- **What is asked**: Skip the pictures and repeat each line of the data exactly.

- **Listing**:
— START —
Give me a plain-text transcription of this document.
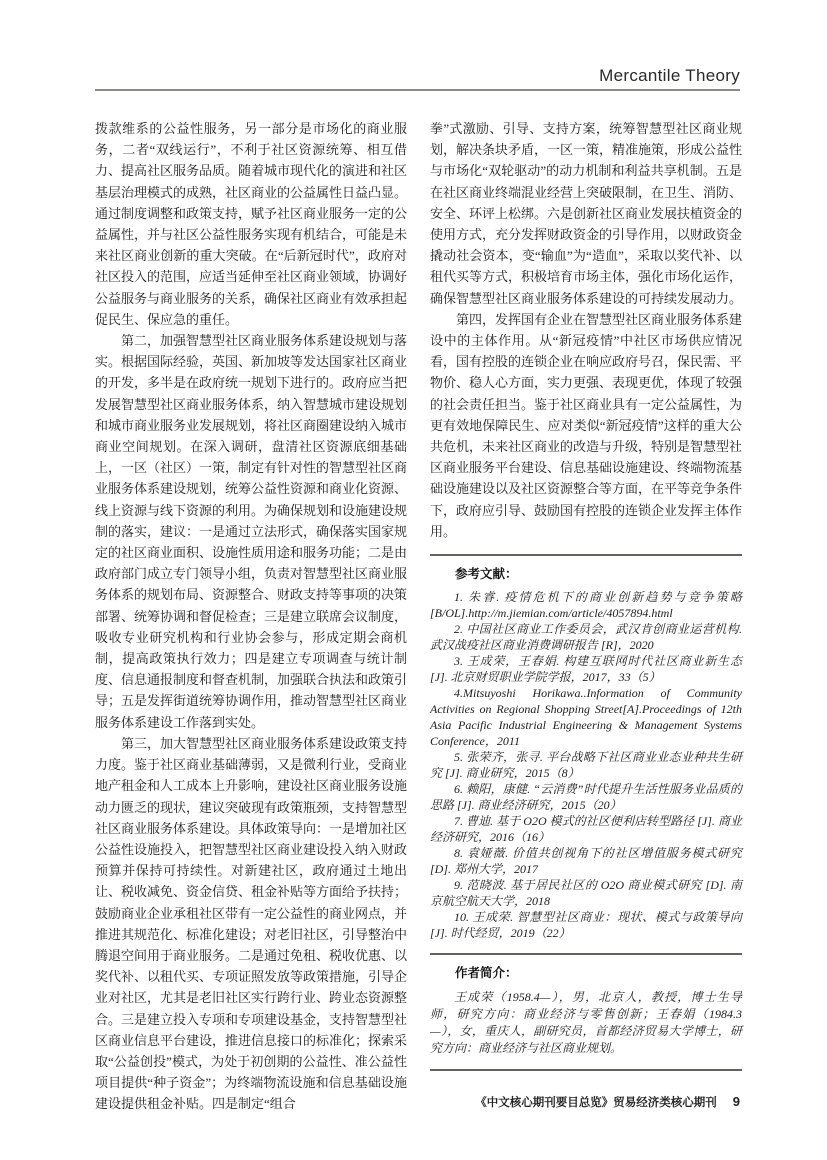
Mercantile Theory

拨款维系的公益性服务，另一部分是市场化的商业服务，二者“双线运行”，不利于社区资源统筹、相互借力、提高社区服务品质。随着城市现代化的演进和社区基层治理模式的成熟，社区商业的公益属性日益凸显。通过制度调整和政策支持，赋予社区商业服务一定的公益属性，并与社区公益性服务实现有机结合，可能是未来社区商业创新的重大突破。在“后新冠时代”，政府对社区投入的范围，应适当延伸至社区商业领域，协调好公益服务与商业服务的关系，确保社区商业有效承担起促民生、保应急的重任。

第二，加强智慧型社区商业服务体系建设规划与落实。根据国际经验，英国、新加坡等发达国家社区商业的开发，多半是在政府统一规划下进行的。政府应当把发展智慧型社区商业服务体系，纳入智慧城市建设规划和城市商业服务业发展规划，将社区商圈建设纳入城市商业空间规划。在深入调研，盘清社区资源底细基础上，一区（社区）一策，制定有针对性的智慧型社区商业服务体系建设规划，统筹公益性资源和商业化资源、线上资源与线下资源的利用。为确保规划和设施建设规制的落实，建议：一是通过立法形式，确保落实国家规定的社区商业面积、设施性质用途和服务功能；二是由政府部门成立专门领导小组，负责对智慧型社区商业服务体系的规划布局、资源整合、财政支持等事项的决策部署、统筹协调和督促检查；三是建立联席会议制度，吸收专业研究机构和行业协会参与，形成定期会商机制，提高政策执行效力；四是建立专项调查与统计制度、信息通报制度和督查机制，加强联合执法和政策引导；五是发挥街道统筹协调作用，推动智慧型社区商业服务体系建设工作落到实处。

第三，加大智慧型社区商业服务体系建设政策支持力度。鉴于社区商业基础薄弱，又是微利行业，受商业地产租金和人工成本上升影响，建设社区商业服务设施动力匮乏的现状，建议突破现有政策瓶颈，支持智慧型社区商业服务体系建设。具体政策导向：一是增加社区公益性设施投入，把智慧型社区商业建设投入纳入财政预算并保持可持续性。对新建社区，政府通过土地出让、税收减免、资金信贷、租金补贴等方面给予扶持；鼓励商业企业承租社区带有一定公益性的商业网点，并推进其规范化、标准化建设；对老旧社区，引导整治中腾退空间用于商业服务。二是通过免租、税收优惠、以奖代补、以租代买、专项证照发放等政策措施，引导企业对社区，尤其是老旧社区实行跨行业、跨业态资源整合。三是建立投入专项和专项建设基金，支持智慧型社区商业信息平台建设，推进信息接口的标准化；探索采取“公益创投”模式，为处于初创期的公益性、准公益性项目提供“种子资金”；为终端物流设施和信息基础设施建设提供租金补贴。四是制定“组合

拳”式激励、引导、支持方案，统筹智慧型社区商业规划，解决条块矛盾，一区一策，精准施策，形成公益性与市场化“双轮驱动”的动力机制和利益共享机制。五是在社区商业终端混业经营上突破限制，在卫生、消防、安全、环评上松绑。六是创新社区商业发展扶植资金的使用方式，充分发挥财政资金的引导作用，以财政资金撬动社会资本，变“输血”为“造血”，采取以奖代补、以租代买等方式，积极培育市场主体，强化市场化运作，确保智慧型社区商业服务体系建设的可持续发展动力。

第四，发挥国有企业在智慧型社区商业服务体系建设中的主体作用。从“新冠疫情”中社区市场供应情况看，国有控股的连锁企业在响应政府号召，保民需、平物价、稳人心方面，实力更强、表现更优，体现了较强的社会责任担当。鉴于社区商业具有一定公益属性，为更有效地保障民生、应对类似“新冠疫情”这样的重大公共危机，未来社区商业的改造与升级，特别是智慧型社区商业服务平台建设、信息基础设施建设、终端物流基础设施建设以及社区资源整合等方面，在平等竞争条件下，政府应引导、鼓励国有控股的连锁企业发挥主体作用。

参考文献：

1. 朱睿. 疫情危机下的商业创新趋势与竞争策略 [B/OL].http://m.jiemian.com/article/4057894.html

2. 中国社区商业工作委员会，武汉肯创商业运营机构. 武汉战疫社区商业消费调研报告 [R]，2020

3. 王成荣，王春娟. 构建互联网时代社区商业新生态 [J]. 北京财贸职业学院学报，2017，33（5）

4.Mitsuyoshi Horikawa..Information of Community Activities on Regional Shopping Street[A].Proceedings of 12th Asia Pacific Industrial Engineering & Management Systems Conference，2011

5. 张荣齐，张寻. 平台战略下社区商业业态业种共生研究 [J]. 商业研究，2015（8）

6. 赖阳，康健. “云消费”时代提升生活性服务业品质的思路 [J]. 商业经济研究，2015（20）

7. 曹迪. 基于 O2O 模式的社区便利店转型路径 [J]. 商业经济研究，2016（16）

8. 袁娅薇. 价值共创视角下的社区增值服务模式研究 [D]. 郑州大学，2017

9. 范晓波. 基于居民社区的 O2O 商业模式研究 [D]. 南京航空航天大学，2018

10. 王成荣. 智慧型社区商业：现状、模式与政策导向 [J]. 时代经贸，2019（22）

作者简介：

王成荣（1958.4—），男，北京人，教授，博士生导师，研究方向：商业经济与零售创新；王春娟（1984.3—），女，重庆人，副研究员，首都经济贸易大学博士，研究方向：商业经济与社区商业规划。

《中文核心期刊要目总览》贸易经济类核心期刊 9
— END —
- **Exercise output**:
Give me a plain-text transcription of this document.
Mercantile Theory

拨款维系的公益性服务，另一部分是市场化的商业服务，二者“双线运行”，不利于社区资源统筹、相互借力、提高社区服务品质。随着城市现代化的演进和社区基层治理模式的成熟，社区商业的公益属性日益凸显。通过制度调整和政策支持，赋予社区商业服务一定的公益属性，并与社区公益性服务实现有机结合，可能是未来社区商业创新的重大突破。在“后新冠时代”，政府对社区投入的范围，应适当延伸至社区商业领域，协调好公益服务与商业服务的关系，确保社区商业有效承担起促民生、保应急的重任。

第二，加强智慧型社区商业服务体系建设规划与落实。根据国际经验，英国、新加坡等发达国家社区商业的开发，多半是在政府统一规划下进行的。政府应当把发展智慧型社区商业服务体系，纳入智慧城市建设规划和城市商业服务业发展规划，将社区商圈建设纳入城市商业空间规划。在深入调研，盘清社区资源底细基础上，一区（社区）一策，制定有针对性的智慧型社区商业服务体系建设规划，统筹公益性资源和商业化资源、线上资源与线下资源的利用。为确保规划和设施建设规制的落实，建议：一是通过立法形式，确保落实国家规定的社区商业面积、设施性质用途和服务功能；二是由政府部门成立专门领导小组，负责对智慧型社区商业服务体系的规划布局、资源整合、财政支持等事项的决策部署、统筹协调和督促检查；三是建立联席会议制度，吸收专业研究机构和行业协会参与，形成定期会商机制，提高政策执行效力；四是建立专项调查与统计制度、信息通报制度和督查机制，加强联合执法和政策引导；五是发挥街道统筹协调作用，推动智慧型社区商业服务体系建设工作落到实处。

第三，加大智慧型社区商业服务体系建设政策支持力度。鉴于社区商业基础薄弱，又是微利行业，受商业地产租金和人工成本上升影响，建设社区商业服务设施动力匮乏的现状，建议突破现有政策瓶颈，支持智慧型社区商业服务体系建设。具体政策导向：一是增加社区公益性设施投入，把智慧型社区商业建设投入纳入财政预算并保持可持续性。对新建社区，政府通过土地出让、税收减免、资金信贷、租金补贴等方面给予扶持；鼓励商业企业承租社区带有一定公益性的商业网点，并推进其规范化、标准化建设；对老旧社区，引导整治中腾退空间用于商业服务。二是通过免租、税收优惠、以奖代补、以租代买、专项证照发放等政策措施，引导企业对社区，尤其是老旧社区实行跨行业、跨业态资源整合。三是建立投入专项和专项建设基金，支持智慧型社区商业信息平台建设，推进信息接口的标准化；探索采取“公益创投”模式，为处于初创期的公益性、准公益性项目提供“种子资金”；为终端物流设施和信息基础设施建设提供租金补贴。四是制定“组合

拳”式激励、引导、支持方案，统筹智慧型社区商业规划，解决条块矛盾，一区一策，精准施策，形成公益性与市场化“双轮驱动”的动力机制和利益共享机制。五是在社区商业终端混业经营上突破限制，在卫生、消防、安全、环评上松绑。六是创新社区商业发展扶植资金的使用方式，充分发挥财政资金的引导作用，以财政资金撬动社会资本，变“输血”为“造血”，采取以奖代补、以租代买等方式，积极培育市场主体，强化市场化运作，确保智慧型社区商业服务体系建设的可持续发展动力。

第四，发挥国有企业在智慧型社区商业服务体系建设中的主体作用。从“新冠疫情”中社区市场供应情况看，国有控股的连锁企业在响应政府号召，保民需、平物价、稳人心方面，实力更强、表现更优，体现了较强的社会责任担当。鉴于社区商业具有一定公益属性，为更有效地保障民生、应对类似“新冠疫情”这样的重大公共危机，未来社区商业的改造与升级，特别是智慧型社区商业服务平台建设、信息基础设施建设、终端物流基础设施建设以及社区资源整合等方面，在平等竞争条件下，政府应引导、鼓励国有控股的连锁企业发挥主体作用。

参考文献：

1. 朱睿. 疫情危机下的商业创新趋势与竞争策略 [B/OL].http://m.jiemian.com/article/4057894.html

2. 中国社区商业工作委员会，武汉肯创商业运营机构. 武汉战疫社区商业消费调研报告 [R]，2020

3. 王成荣，王春娟. 构建互联网时代社区商业新生态 [J]. 北京财贸职业学院学报，2017，33（5）

4.Mitsuyoshi Horikawa..Information of Community Activities on Regional Shopping Street[A].Proceedings of 12th Asia Pacific Industrial Engineering & Management Systems Conference，2011

5. 张荣齐，张寻. 平台战略下社区商业业态业种共生研究 [J]. 商业研究，2015（8）

6. 赖阳，康健. “云消费”时代提升生活性服务业品质的思路 [J]. 商业经济研究，2015（20）

7. 曹迪. 基于 O2O 模式的社区便利店转型路径 [J]. 商业经济研究，2016（16）

8. 袁娅薇. 价值共创视角下的社区增值服务模式研究 [D]. 郑州大学，2017

9. 范晓波. 基于居民社区的 O2O 商业模式研究 [D]. 南京航空航天大学，2018

10. 王成荣. 智慧型社区商业：现状、模式与政策导向 [J]. 时代经贸，2019（22）

作者简介：

王成荣（1958.4—），男，北京人，教授，博士生导师，研究方向：商业经济与零售创新；王春娟（1984.3—），女，重庆人，副研究员，首都经济贸易大学博士，研究方向：商业经济与社区商业规划。

《中文核心期刊要目总览》贸易经济类核心期刊 9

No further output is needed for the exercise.